* [What to work on]: Output exactly the lines from the line with "Extract all readable text from this page." through the end of the records below. Include nothing else.

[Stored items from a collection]
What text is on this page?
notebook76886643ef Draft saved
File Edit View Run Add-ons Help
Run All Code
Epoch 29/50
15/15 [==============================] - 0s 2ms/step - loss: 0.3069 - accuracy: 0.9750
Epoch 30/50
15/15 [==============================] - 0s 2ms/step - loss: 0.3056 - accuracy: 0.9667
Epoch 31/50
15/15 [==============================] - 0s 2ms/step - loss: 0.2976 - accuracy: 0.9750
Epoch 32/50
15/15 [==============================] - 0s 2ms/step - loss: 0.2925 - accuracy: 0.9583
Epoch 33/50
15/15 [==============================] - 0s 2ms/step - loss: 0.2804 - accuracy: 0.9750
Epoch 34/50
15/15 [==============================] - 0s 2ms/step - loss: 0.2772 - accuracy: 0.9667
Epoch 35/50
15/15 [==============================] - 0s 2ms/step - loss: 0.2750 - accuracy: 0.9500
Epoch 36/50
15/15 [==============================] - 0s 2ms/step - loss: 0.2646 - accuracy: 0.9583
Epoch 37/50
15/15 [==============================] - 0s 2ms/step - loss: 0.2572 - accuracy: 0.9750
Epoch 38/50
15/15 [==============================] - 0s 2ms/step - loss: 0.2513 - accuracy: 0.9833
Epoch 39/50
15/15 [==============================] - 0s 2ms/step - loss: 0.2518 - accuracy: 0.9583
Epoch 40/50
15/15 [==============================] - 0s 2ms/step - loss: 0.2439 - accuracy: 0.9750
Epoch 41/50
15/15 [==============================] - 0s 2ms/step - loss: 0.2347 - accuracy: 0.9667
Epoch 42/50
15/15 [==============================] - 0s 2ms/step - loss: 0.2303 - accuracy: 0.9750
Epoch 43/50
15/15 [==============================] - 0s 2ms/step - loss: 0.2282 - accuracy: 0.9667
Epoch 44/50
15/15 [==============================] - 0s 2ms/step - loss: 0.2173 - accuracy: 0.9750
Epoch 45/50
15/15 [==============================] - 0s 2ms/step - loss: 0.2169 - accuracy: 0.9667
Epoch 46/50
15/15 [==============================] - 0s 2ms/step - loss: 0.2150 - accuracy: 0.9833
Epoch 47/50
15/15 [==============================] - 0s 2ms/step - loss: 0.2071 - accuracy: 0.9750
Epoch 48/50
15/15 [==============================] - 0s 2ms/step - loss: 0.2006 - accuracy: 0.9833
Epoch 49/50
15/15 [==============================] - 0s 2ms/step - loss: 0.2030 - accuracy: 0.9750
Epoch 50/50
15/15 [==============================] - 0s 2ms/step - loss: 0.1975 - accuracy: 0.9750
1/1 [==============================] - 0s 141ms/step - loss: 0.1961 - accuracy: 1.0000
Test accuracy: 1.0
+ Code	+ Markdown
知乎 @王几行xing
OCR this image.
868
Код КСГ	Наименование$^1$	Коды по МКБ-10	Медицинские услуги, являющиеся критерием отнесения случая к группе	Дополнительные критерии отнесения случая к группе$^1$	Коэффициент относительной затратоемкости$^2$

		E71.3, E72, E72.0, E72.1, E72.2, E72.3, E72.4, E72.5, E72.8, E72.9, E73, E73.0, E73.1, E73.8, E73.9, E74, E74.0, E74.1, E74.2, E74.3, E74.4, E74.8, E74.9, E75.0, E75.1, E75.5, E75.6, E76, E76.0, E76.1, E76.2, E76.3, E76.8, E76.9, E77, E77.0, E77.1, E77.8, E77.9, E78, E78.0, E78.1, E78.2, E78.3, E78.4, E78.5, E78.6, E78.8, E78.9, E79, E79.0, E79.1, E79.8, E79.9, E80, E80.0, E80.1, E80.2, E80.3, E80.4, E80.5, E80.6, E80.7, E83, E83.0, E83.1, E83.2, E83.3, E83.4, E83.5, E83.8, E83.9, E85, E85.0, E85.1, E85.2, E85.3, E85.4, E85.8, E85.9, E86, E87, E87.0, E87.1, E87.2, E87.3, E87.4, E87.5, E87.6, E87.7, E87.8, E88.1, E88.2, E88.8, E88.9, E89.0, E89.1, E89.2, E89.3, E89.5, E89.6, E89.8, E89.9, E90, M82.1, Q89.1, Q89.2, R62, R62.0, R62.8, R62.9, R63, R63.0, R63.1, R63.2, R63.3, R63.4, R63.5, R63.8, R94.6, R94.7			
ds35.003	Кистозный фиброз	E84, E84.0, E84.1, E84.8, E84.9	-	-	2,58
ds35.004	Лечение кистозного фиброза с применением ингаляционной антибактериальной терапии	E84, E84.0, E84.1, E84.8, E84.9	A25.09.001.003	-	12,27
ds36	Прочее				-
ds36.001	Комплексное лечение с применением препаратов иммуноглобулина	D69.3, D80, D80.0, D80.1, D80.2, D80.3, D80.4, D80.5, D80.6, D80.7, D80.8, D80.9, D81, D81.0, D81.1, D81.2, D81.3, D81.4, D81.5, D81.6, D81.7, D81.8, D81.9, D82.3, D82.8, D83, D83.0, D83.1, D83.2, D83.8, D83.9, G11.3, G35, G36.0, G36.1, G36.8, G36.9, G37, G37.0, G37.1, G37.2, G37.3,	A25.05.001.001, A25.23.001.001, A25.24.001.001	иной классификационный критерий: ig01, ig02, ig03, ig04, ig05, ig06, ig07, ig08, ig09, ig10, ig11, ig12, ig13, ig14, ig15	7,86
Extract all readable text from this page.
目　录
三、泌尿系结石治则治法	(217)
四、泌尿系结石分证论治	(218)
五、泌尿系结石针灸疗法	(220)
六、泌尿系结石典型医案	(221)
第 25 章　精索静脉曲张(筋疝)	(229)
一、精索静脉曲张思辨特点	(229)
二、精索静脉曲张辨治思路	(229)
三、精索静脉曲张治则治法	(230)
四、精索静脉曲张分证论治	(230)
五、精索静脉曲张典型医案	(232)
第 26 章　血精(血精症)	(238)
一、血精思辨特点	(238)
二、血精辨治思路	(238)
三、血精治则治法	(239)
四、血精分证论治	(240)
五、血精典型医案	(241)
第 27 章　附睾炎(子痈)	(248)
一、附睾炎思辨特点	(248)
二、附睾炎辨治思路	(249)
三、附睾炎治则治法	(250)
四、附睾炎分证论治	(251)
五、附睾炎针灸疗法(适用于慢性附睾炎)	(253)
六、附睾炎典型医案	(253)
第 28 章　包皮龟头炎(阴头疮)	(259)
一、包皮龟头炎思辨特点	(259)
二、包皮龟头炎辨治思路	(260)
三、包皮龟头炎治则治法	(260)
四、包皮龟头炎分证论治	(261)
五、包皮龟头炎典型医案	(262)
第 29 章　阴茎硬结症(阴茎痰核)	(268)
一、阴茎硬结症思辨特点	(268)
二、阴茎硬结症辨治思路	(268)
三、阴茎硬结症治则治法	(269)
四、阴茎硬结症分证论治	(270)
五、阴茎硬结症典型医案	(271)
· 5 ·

* [Finished answer]:
Extract all readable text from this page.
目　录
三、泌尿系结石治则治法	(217)
四、泌尿系结石分证论治	(218)
五、泌尿系结石针灸疗法	(220)
六、泌尿系结石典型医案	(221)
第 25 章　精索静脉曲张(筋疝)	(229)
一、精索静脉曲张思辨特点	(229)
二、精索静脉曲张辨治思路	(229)
三、精索静脉曲张治则治法	(230)
四、精索静脉曲张分证论治	(230)
五、精索静脉曲张典型医案	(232)
第 26 章　血精(血精症)	(238)
一、血精思辨特点	(238)
二、血精辨治思路	(238)
三、血精治则治法	(239)
四、血精分证论治	(240)
五、血精典型医案	(241)
第 27 章　附睾炎(子痈)	(248)
一、附睾炎思辨特点	(248)
二、附睾炎辨治思路	(249)
三、附睾炎治则治法	(250)
四、附睾炎分证论治	(251)
五、附睾炎针灸疗法(适用于慢性附睾炎)	(253)
六、附睾炎典型医案	(253)
第 28 章　包皮龟头炎(阴头疮)	(259)
一、包皮龟头炎思辨特点	(259)
二、包皮龟头炎辨治思路	(260)
三、包皮龟头炎治则治法	(260)
四、包皮龟头炎分证论治	(261)
五、包皮龟头炎典型医案	(262)
第 29 章　阴茎硬结症(阴茎痰核)	(268)
一、阴茎硬结症思辨特点	(268)
二、阴茎硬结症辨治思路	(268)
三、阴茎硬结症治则治法	(269)
四、阴茎硬结症分证论治	(270)
五、阴茎硬结症典型医案	(271)
· 5 ·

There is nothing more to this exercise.